INSTRUCTION A:
Answer these questions about the 401k retirement risk article, one answer per line, marked (i), (ii), (iii):
(i) Which firm released the survey?
(ii) What percentage of DC plan sponsors named longevity risk as the topic of most concern?
(iii) What share of sponsors report that keeping retired participants in plan has become more of a priority?

How Well Do 401k Plan Sponsors Understand (and Prioritize) Retirement Risk?

401k, risk, retirement, T. Rowe Price
Careful. Caaareful.

A new survey finds plan sponsors are most concerned about participants’ longevity risk, as well as their ability to achieve higher retirement account balances over the long term when selecting a target date strategy for participants.

Titled “Advancing the Way We Think About Retirement Risk and Outcomes” and released by T. Rowe Price, it posed three questions:

INTERPRET: How do DC plan sponsors perceive and prioritize the risks that participants face when working towards achieving their retirement objectives?

TRANSLATE: To what extent is the qualified default investment alternative (QDIA) selection and evaluation process influenced by their perceptions and prioritizations of these risks?

ALIGN: Are their perceptions of risks logically aligned with the stated long-term objectives for their participants?

When it comes to the selection process for QDIAs, DC plan sponsors largely prioritize risks in a manner consistent with long-term objectives.

Even so, there is greater reported sensitivity to short-term considerations among a minority of DC plan sponsors — a position that may be at odds with helping participants improve their long-term retirement outcomes.

Strengthening support for keeping retired participants in the plan

Almost 70 percent of DC plan sponsors indicate that retention of participant assets is preferable to retirees transitioning account balances out of the plan, which influences the decision to focus on longer-term objectives over volatility.

In fact, a subset (29 percent) report that keeping retired participants in plan has become more of a priority. While emphasis on providing for retired participants might suggest greater interest in limiting near-term volatility through investment selection, further survey findings tell a different story.

Longevity focus takes precedence

DC plan sponsors report that participants running out of money in retirement is top of mind, with 42 percent identifying longevity risk as the topic of most concern — three times the number that prioritized more immediate and limited concerns of addressing downside risk (14 percent) or volatility risk (12 percent).

Achieving highest possible retirement income

Consistent with the findings above, only 35 percent of plan sponsors indicated that reducing point-in-time downside return as being the most influential consideration when selecting a QDIA. In contrast, nearly two-thirds (65 percent) of plan sponsors agreed that achieving the highest retirement income opportunity is a more influential priority in their QDIA evaluation process.

More to the story than sequence of returns

Concerns about adverse sequence of returns risk — the risk of low or negative returns late in a participant’s accumulation period or early in a participant’s retirement withdrawal period — is sometimes cited as a factor favoring lower equity target date allocations as a means of mitigating point-in-time downside risk and volatility.

INSTRUCTION B:
Report how many lines of the records contain the string "thumbnail". Give only the number.

ITEMS:
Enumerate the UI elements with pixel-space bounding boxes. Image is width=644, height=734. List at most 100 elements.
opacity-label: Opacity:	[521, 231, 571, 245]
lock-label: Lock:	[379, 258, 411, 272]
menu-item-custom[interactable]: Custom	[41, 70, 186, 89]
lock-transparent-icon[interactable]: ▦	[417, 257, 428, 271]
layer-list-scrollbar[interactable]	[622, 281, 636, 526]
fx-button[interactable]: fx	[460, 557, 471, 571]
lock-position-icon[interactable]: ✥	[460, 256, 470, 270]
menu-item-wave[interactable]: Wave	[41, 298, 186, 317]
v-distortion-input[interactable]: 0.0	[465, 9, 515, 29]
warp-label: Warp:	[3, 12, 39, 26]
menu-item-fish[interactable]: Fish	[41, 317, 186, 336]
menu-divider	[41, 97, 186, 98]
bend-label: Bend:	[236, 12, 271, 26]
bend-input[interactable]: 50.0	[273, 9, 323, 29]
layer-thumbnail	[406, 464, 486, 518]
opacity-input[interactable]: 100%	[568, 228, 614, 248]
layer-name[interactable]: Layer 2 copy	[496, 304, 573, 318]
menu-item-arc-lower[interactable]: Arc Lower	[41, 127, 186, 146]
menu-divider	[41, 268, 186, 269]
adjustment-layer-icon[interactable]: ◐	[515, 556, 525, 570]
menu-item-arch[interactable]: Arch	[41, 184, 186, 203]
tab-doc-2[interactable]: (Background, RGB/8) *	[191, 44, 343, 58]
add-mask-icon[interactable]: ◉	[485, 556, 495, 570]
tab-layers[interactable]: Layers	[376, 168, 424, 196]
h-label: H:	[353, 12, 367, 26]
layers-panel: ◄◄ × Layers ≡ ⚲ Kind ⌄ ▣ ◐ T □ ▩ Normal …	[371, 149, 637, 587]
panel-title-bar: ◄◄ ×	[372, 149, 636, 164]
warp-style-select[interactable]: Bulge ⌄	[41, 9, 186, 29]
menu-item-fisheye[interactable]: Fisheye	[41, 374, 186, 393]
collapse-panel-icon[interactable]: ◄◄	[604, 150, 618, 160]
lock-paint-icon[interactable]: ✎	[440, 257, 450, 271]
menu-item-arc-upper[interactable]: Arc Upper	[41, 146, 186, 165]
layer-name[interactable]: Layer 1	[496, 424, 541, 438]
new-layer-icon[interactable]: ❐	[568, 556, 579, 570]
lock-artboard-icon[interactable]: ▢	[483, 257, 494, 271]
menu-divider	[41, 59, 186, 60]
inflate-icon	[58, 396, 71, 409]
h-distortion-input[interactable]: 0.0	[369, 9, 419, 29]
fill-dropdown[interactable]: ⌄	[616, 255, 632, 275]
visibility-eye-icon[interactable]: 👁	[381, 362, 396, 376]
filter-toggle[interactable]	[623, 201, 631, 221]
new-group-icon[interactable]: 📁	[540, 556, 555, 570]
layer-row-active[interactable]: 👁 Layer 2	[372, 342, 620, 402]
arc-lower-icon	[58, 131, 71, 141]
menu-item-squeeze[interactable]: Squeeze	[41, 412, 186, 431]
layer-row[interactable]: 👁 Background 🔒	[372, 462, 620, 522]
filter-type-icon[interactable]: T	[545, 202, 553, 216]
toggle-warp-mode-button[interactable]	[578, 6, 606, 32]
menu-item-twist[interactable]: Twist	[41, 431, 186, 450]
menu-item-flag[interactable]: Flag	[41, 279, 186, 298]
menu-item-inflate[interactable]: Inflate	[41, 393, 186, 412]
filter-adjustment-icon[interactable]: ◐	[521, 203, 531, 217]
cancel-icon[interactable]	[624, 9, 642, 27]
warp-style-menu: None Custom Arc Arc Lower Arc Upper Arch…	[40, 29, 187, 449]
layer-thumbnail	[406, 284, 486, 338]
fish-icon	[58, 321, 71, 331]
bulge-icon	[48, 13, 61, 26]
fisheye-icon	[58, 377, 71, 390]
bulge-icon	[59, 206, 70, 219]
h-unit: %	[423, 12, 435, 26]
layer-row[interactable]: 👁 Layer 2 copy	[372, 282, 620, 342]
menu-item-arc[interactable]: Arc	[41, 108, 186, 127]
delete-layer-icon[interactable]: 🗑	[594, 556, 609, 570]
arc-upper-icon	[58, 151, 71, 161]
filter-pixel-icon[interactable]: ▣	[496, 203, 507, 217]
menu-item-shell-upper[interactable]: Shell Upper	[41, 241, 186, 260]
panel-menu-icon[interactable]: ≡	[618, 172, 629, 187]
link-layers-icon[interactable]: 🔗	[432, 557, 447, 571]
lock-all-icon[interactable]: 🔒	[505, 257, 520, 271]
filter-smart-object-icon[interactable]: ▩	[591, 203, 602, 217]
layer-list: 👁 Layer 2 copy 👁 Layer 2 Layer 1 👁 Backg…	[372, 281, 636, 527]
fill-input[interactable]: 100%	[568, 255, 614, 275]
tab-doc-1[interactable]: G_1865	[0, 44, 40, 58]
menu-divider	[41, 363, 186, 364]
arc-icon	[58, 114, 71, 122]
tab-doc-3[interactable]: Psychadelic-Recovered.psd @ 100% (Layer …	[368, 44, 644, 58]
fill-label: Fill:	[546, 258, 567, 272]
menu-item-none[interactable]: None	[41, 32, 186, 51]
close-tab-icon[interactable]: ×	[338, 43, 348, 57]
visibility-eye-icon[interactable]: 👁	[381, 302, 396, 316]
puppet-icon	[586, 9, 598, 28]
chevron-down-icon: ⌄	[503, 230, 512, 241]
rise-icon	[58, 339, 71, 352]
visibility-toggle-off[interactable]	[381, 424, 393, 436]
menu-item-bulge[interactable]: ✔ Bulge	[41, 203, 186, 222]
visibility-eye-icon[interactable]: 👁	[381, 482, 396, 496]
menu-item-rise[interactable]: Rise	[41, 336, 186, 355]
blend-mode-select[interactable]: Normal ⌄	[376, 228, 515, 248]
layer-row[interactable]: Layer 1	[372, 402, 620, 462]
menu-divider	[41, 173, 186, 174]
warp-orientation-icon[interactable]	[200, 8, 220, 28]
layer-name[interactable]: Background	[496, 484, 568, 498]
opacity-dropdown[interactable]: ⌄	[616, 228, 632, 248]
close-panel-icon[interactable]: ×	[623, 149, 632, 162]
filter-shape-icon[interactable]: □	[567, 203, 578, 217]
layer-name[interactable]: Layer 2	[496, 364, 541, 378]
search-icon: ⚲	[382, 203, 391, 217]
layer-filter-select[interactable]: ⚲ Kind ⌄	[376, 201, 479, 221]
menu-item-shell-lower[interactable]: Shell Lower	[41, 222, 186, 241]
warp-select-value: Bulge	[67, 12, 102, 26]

FULL OUTPUT A:
(i) T. Rowe Price
(ii) 42 percent
(iii) 29 percent

FULL OUTPUT B:
2